EXERCISE GOAL: Output the full listing word for word.

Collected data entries
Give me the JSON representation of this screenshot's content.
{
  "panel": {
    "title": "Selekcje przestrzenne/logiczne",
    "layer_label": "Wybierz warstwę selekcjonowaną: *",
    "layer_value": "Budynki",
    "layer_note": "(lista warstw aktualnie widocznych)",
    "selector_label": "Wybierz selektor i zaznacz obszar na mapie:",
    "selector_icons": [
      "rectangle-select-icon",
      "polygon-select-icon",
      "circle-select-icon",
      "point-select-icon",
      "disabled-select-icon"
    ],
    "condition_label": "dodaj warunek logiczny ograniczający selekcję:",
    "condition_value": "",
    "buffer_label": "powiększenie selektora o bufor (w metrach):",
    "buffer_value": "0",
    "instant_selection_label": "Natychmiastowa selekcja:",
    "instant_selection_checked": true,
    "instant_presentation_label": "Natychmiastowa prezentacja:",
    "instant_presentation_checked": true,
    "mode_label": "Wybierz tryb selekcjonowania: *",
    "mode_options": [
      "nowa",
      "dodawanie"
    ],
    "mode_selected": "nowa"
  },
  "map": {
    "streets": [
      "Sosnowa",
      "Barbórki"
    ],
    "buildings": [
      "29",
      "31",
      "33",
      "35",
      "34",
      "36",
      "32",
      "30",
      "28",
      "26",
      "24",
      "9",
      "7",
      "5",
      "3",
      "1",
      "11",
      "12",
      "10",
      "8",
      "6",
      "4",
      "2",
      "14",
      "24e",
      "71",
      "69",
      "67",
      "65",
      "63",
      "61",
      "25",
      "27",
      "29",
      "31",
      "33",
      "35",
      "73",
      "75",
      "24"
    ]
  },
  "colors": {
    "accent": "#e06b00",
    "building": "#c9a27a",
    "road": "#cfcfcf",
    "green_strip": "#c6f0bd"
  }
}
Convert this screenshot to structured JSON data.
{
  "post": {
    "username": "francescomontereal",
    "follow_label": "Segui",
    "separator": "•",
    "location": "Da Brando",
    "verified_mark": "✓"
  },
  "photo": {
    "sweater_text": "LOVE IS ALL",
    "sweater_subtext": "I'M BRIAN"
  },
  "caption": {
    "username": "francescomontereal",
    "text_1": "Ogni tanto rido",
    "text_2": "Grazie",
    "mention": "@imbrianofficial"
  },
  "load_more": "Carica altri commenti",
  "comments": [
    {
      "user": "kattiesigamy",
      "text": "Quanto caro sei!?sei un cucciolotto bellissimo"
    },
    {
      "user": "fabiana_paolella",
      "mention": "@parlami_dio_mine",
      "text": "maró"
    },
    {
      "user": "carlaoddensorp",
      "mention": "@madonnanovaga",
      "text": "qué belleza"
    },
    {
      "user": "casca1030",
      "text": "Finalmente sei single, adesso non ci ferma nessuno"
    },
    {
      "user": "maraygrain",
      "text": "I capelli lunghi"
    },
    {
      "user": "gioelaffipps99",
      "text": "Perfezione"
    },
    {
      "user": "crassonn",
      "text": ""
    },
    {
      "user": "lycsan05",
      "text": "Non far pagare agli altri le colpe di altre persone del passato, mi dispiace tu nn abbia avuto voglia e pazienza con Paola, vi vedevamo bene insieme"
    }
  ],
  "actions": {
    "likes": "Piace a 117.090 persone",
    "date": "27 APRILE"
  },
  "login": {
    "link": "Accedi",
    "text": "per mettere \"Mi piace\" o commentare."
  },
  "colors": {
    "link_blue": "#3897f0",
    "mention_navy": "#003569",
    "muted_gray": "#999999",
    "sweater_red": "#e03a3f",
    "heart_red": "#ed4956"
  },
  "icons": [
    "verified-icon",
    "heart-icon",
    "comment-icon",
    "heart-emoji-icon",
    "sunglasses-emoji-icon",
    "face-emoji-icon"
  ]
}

ANSWER TO THIS EXERCISE:
Give me the JSON representation of this screenshot's content.
{
  "panel": {
    "title": "Selekcje przestrzenne/logiczne",
    "layer_label": "Wybierz warstwę selekcjonowaną: *",
    "layer_value": "Budynki",
    "layer_note": "(lista warstw aktualnie widocznych)",
    "selector_label": "Wybierz selektor i zaznacz obszar na mapie:",
    "selector_icons": [
      "rectangle-select-icon",
      "polygon-select-icon",
      "circle-select-icon",
      "point-select-icon",
      "disabled-select-icon"
    ],
    "condition_label": "dodaj warunek logiczny ograniczający selekcję:",
    "condition_value": "",
    "buffer_label": "powiększenie selektora o bufor (w metrach):",
    "buffer_value": "0",
    "instant_selection_label": "Natychmiastowa selekcja:",
    "instant_selection_checked": true,
    "instant_presentation_label": "Natychmiastowa prezentacja:",
    "instant_presentation_checked": true,
    "mode_label": "Wybierz tryb selekcjonowania: *",
    "mode_options": [
      "nowa",
      "dodawanie"
    ],
    "mode_selected": "nowa"
  },
  "map": {
    "streets": [
      "Sosnowa",
      "Barbórki"
    ],
    "buildings": [
      "29",
      "31",
      "33",
      "35",
      "34",
      "36",
      "32",
      "30",
      "28",
      "26",
      "24",
      "9",
      "7",
      "5",
      "3",
      "1",
      "11",
      "12",
      "10",
      "8",
      "6",
      "4",
      "2",
      "14",
      "24e",
      "71",
      "69",
      "67",
      "65",
      "63",
      "61",
      "25",
      "27",
      "29",
      "31",
      "33",
      "35",
      "73",
      "75",
      "24"
    ]
  },
  "colors": {
    "accent": "#e06b00",
    "building": "#c9a27a",
    "road": "#cfcfcf",
    "green_strip": "#c6f0bd"
  }
}
Convert this screenshot to structured JSON data.
{
  "post": {
    "username": "francescomontereal",
    "follow_label": "Segui",
    "separator": "•",
    "location": "Da Brando",
    "verified_mark": "✓"
  },
  "photo": {
    "sweater_text": "LOVE IS ALL",
    "sweater_subtext": "I'M BRIAN"
  },
  "caption": {
    "username": "francescomontereal",
    "text_1": "Ogni tanto rido",
    "text_2": "Grazie",
    "mention": "@imbrianofficial"
  },
  "load_more": "Carica altri commenti",
  "comments": [
    {
      "user": "kattiesigamy",
      "text": "Quanto caro sei!?sei un cucciolotto bellissimo"
    },
    {
      "user": "fabiana_paolella",
      "mention": "@parlami_dio_mine",
      "text": "maró"
    },
    {
      "user": "carlaoddensorp",
      "mention": "@madonnanovaga",
      "text": "qué belleza"
    },
    {
      "user": "casca1030",
      "text": "Finalmente sei single, adesso non ci ferma nessuno"
    },
    {
      "user": "maraygrain",
      "text": "I capelli lunghi"
    },
    {
      "user": "gioelaffipps99",
      "text": "Perfezione"
    },
    {
      "user": "crassonn",
      "text": ""
    },
    {
      "user": "lycsan05",
      "text": "Non far pagare agli altri le colpe di altre persone del passato, mi dispiace tu nn abbia avuto voglia e pazienza con Paola, vi vedevamo bene insieme"
    }
  ],
  "actions": {
    "likes": "Piace a 117.090 persone",
    "date": "27 APRILE"
  },
  "login": {
    "link": "Accedi",
    "text": "per mettere \"Mi piace\" o commentare."
  },
  "colors": {
    "link_blue": "#3897f0",
    "mention_navy": "#003569",
    "muted_gray": "#999999",
    "sweater_red": "#e03a3f",
    "heart_red": "#ed4956"
  },
  "icons": [
    "verified-icon",
    "heart-icon",
    "comment-icon",
    "heart-emoji-icon",
    "sunglasses-emoji-icon",
    "face-emoji-icon"
  ]
}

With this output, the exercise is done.